Task goal: Edit the entries from the first line through the line with "square-f1[interactable]: ♝ [179,149,198,169]", changing "piece-black-knight" to "piece-dark-knight" and keeping everything else the same. Return only those lines.
<<<<
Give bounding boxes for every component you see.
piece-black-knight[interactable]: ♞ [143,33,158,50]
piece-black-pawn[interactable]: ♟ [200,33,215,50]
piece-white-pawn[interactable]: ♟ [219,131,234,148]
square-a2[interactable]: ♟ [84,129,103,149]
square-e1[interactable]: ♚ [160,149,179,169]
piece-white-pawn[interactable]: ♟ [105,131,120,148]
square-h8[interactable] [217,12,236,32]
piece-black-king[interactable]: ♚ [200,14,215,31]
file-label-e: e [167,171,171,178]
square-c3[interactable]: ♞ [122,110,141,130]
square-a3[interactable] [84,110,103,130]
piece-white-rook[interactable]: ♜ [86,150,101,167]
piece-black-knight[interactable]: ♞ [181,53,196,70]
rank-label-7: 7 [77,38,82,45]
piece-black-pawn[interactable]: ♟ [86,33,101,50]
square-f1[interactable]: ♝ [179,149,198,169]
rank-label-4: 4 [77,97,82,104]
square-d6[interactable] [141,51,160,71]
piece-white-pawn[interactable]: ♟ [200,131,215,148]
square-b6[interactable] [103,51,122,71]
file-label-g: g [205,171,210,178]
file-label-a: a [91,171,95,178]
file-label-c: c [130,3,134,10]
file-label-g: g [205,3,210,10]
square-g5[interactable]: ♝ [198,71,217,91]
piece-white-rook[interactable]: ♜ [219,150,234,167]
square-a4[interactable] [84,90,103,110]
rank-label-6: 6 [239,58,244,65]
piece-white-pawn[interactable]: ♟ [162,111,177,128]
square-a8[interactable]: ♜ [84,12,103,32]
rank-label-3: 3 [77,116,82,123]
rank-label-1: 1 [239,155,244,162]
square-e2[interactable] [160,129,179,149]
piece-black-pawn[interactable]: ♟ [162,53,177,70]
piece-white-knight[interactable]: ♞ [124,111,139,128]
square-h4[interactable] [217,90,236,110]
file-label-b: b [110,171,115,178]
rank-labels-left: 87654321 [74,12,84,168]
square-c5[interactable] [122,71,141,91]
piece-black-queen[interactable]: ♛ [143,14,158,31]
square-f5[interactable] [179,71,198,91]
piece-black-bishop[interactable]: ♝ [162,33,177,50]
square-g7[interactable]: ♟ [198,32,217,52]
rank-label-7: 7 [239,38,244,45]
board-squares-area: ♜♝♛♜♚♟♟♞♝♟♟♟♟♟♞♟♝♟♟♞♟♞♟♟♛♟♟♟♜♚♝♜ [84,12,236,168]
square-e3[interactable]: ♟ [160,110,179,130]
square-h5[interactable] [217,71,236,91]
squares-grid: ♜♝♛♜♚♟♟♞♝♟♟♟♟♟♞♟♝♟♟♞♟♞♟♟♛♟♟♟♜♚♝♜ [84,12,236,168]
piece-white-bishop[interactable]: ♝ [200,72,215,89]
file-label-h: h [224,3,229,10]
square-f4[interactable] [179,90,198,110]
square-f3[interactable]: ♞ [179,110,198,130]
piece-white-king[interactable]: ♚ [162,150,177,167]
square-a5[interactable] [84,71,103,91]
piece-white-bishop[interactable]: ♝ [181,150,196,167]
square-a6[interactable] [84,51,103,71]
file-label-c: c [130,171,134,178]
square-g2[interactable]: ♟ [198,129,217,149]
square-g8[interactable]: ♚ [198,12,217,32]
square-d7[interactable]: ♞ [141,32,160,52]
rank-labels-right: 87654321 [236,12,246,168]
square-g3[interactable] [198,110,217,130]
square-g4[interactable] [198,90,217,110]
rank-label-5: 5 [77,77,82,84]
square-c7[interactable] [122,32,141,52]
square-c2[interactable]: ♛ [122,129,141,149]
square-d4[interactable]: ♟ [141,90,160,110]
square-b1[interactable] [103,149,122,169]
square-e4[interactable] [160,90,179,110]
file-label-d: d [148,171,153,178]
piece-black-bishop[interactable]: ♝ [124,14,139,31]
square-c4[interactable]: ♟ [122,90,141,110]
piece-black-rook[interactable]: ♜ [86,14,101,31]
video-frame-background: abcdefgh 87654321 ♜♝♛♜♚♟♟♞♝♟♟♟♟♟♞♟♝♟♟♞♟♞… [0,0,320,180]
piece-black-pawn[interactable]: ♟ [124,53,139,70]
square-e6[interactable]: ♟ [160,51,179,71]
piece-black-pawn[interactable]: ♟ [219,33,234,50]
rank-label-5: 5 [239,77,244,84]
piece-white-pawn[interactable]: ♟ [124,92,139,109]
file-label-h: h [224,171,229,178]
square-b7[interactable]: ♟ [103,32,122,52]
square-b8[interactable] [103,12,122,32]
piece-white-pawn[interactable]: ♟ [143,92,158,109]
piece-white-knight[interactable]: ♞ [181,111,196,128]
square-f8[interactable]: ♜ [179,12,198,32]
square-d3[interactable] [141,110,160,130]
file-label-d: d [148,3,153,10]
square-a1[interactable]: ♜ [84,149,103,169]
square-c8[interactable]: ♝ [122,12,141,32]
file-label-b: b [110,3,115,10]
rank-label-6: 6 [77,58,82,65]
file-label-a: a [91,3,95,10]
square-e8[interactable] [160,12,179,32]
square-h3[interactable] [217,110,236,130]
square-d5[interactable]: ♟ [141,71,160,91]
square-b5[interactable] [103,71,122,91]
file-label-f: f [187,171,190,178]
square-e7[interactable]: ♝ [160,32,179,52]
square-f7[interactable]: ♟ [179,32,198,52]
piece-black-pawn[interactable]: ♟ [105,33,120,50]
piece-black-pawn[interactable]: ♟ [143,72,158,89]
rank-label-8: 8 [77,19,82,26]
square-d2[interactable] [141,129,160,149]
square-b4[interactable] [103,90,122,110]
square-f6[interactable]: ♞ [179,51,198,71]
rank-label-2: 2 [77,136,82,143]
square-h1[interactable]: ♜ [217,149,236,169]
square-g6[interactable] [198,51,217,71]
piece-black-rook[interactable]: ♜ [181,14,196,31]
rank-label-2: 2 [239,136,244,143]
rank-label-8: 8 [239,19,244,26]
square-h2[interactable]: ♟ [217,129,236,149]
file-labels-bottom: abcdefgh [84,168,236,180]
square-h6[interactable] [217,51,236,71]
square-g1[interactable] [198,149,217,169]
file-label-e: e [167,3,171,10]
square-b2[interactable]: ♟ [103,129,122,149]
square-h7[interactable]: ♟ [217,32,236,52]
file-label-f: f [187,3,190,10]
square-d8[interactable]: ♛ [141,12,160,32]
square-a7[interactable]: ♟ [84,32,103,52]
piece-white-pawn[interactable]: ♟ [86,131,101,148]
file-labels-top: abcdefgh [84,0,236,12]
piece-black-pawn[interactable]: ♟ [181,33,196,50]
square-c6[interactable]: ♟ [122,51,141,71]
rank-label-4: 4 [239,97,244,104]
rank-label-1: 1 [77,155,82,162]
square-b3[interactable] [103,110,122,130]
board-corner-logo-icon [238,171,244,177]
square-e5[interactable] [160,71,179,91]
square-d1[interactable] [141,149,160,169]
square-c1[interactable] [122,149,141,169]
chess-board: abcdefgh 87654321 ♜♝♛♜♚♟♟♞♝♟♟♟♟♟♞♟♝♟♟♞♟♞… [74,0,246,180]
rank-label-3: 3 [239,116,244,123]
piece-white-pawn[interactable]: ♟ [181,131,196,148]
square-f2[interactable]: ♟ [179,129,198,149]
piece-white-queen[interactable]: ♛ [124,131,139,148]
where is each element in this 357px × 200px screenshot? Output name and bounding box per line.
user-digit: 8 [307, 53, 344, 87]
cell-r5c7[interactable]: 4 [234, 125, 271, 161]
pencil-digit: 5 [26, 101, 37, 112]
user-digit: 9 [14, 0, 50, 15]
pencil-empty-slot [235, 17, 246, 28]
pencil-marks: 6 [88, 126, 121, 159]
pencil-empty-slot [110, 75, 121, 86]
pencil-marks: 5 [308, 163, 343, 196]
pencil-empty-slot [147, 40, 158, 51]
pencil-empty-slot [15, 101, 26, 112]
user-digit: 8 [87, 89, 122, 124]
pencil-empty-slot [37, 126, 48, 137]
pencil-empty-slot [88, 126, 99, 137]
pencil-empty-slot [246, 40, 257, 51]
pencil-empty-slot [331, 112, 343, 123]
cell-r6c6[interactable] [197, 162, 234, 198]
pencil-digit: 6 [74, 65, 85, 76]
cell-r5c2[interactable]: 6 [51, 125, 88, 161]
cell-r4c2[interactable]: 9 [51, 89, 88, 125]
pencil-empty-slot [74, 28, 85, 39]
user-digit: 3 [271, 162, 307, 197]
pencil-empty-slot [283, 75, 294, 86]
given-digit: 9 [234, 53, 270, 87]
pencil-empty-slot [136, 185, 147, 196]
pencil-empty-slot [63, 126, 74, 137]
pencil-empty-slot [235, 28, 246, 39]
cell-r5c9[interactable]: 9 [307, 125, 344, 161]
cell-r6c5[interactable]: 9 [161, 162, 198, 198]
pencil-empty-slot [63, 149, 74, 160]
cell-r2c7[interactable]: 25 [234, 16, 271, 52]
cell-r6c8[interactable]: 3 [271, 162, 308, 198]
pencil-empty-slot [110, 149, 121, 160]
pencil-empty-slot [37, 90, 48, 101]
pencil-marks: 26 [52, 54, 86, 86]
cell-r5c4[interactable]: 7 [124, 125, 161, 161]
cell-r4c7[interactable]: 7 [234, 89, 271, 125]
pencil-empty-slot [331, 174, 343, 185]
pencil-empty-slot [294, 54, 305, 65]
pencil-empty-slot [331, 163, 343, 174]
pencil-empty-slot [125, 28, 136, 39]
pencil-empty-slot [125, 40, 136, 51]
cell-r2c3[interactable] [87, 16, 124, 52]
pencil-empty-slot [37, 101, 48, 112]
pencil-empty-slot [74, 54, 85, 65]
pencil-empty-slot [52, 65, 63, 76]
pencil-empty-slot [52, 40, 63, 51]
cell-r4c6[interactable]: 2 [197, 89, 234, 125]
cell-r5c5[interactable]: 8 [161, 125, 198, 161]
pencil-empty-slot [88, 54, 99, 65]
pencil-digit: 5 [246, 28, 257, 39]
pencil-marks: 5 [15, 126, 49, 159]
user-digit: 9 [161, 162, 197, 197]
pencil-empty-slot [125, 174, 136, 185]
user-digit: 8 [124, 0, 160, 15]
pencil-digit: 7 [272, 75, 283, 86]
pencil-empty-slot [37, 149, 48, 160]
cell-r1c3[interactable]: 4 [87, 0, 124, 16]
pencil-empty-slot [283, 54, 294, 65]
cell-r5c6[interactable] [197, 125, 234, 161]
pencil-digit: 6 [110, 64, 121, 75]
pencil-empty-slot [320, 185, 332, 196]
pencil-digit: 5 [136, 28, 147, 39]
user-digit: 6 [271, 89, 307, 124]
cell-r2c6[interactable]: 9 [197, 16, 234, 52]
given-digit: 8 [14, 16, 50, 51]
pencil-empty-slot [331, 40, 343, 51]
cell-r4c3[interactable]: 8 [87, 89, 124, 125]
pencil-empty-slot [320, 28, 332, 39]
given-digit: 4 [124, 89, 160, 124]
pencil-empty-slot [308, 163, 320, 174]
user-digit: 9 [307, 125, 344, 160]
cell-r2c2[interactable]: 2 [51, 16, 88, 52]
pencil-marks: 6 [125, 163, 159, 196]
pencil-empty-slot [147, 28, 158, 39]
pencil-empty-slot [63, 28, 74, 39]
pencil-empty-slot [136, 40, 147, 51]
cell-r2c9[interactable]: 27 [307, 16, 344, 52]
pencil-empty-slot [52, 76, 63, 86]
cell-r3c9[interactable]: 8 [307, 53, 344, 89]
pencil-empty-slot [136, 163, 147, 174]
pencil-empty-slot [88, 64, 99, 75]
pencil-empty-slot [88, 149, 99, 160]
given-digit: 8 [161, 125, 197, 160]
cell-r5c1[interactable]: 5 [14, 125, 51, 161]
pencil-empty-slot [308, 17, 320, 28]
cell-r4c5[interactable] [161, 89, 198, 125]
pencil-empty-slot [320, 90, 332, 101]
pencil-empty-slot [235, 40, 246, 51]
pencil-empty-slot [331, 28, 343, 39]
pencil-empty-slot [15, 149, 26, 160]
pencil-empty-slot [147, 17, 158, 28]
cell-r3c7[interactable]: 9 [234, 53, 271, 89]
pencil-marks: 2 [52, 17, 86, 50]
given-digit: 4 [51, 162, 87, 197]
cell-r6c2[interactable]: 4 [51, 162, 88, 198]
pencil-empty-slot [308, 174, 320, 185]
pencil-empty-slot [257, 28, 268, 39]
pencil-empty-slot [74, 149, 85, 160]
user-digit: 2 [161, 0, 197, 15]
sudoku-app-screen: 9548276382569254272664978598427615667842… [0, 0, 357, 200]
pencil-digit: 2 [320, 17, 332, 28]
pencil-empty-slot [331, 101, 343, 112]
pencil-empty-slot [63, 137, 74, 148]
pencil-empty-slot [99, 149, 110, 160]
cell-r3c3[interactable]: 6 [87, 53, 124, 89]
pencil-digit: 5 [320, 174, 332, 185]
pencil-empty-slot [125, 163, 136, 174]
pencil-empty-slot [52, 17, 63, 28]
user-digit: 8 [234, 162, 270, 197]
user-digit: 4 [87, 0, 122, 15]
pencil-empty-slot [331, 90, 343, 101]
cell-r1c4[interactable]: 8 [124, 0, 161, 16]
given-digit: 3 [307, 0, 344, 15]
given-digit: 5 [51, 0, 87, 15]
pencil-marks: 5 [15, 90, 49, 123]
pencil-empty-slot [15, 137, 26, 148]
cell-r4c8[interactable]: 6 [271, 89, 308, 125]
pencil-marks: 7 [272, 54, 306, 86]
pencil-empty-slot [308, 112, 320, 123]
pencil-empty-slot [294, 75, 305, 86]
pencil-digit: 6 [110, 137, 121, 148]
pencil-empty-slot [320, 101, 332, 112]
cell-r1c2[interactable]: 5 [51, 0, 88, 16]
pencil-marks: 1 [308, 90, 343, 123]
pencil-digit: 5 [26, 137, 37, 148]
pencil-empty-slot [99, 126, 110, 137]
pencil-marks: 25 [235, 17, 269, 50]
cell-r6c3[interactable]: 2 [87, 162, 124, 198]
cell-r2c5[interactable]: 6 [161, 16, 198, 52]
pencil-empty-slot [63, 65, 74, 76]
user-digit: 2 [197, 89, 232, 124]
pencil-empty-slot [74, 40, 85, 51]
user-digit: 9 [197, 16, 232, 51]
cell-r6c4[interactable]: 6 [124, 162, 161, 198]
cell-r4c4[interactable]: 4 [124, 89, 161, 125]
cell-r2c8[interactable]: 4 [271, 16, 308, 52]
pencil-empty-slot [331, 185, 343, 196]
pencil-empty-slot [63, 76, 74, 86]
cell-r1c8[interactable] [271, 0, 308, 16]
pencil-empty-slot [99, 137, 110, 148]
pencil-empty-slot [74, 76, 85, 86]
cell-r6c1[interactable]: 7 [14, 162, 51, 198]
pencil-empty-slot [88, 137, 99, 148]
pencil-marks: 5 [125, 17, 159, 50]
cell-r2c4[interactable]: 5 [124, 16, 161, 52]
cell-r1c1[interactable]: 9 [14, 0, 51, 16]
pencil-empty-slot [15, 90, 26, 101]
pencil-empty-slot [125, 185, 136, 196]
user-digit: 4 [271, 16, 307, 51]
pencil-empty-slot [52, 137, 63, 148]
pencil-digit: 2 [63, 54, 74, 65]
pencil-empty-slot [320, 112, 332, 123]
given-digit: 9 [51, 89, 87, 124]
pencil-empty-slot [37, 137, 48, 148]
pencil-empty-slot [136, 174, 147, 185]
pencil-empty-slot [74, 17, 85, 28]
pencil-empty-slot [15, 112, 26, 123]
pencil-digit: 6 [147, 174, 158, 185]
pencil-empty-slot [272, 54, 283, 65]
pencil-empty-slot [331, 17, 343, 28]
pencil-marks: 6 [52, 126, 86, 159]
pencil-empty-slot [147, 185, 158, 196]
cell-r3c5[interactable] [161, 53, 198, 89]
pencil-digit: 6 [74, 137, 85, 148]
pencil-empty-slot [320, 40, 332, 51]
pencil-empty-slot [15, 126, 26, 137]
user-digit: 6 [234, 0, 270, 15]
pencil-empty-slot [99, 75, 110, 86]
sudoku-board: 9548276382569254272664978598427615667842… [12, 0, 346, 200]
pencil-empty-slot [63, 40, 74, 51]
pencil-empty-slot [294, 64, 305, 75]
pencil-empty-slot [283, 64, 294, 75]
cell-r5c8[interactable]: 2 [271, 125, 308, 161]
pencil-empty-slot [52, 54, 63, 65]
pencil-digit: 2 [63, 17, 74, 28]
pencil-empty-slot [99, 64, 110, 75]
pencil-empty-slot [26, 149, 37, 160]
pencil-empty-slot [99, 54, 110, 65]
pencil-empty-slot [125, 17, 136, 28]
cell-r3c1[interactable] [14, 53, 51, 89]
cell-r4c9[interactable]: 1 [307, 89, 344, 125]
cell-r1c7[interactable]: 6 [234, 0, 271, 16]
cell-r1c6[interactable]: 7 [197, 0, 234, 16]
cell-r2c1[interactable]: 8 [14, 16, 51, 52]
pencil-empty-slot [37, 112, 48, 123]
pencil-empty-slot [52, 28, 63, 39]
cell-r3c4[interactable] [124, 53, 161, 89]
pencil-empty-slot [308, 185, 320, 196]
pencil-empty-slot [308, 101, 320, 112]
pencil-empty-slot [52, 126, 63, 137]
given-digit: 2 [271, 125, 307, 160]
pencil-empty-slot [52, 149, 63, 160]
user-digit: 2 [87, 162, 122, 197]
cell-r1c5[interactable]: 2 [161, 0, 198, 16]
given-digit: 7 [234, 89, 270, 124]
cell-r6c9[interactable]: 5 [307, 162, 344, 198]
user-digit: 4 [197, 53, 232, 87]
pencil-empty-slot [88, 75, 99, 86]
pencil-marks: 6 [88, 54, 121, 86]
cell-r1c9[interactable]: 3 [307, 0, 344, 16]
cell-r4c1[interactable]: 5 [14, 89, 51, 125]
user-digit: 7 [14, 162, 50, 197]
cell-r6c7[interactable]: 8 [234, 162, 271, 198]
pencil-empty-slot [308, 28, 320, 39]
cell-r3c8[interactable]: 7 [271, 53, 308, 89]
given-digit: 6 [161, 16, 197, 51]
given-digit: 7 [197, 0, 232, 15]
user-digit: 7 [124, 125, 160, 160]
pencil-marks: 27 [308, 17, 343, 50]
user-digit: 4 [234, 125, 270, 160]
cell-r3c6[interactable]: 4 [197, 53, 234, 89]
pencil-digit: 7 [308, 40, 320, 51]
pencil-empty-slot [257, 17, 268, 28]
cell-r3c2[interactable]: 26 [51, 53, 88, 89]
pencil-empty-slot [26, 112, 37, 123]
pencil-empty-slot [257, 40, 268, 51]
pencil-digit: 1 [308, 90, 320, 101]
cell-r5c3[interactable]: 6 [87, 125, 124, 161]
>>>>
Written response:
Give bounding boxes for every component you see.
piece-dark-knight[interactable]: ♞ [143,33,158,50]
piece-black-pawn[interactable]: ♟ [200,33,215,50]
piece-white-pawn[interactable]: ♟ [219,131,234,148]
square-a2[interactable]: ♟ [84,129,103,149]
square-e1[interactable]: ♚ [160,149,179,169]
piece-white-pawn[interactable]: ♟ [105,131,120,148]
square-h8[interactable] [217,12,236,32]
piece-black-king[interactable]: ♚ [200,14,215,31]
file-label-e: e [167,171,171,178]
square-c3[interactable]: ♞ [122,110,141,130]
square-a3[interactable] [84,110,103,130]
piece-white-rook[interactable]: ♜ [86,150,101,167]
piece-dark-knight[interactable]: ♞ [181,53,196,70]
rank-label-7: 7 [77,38,82,45]
piece-black-pawn[interactable]: ♟ [86,33,101,50]
square-f1[interactable]: ♝ [179,149,198,169]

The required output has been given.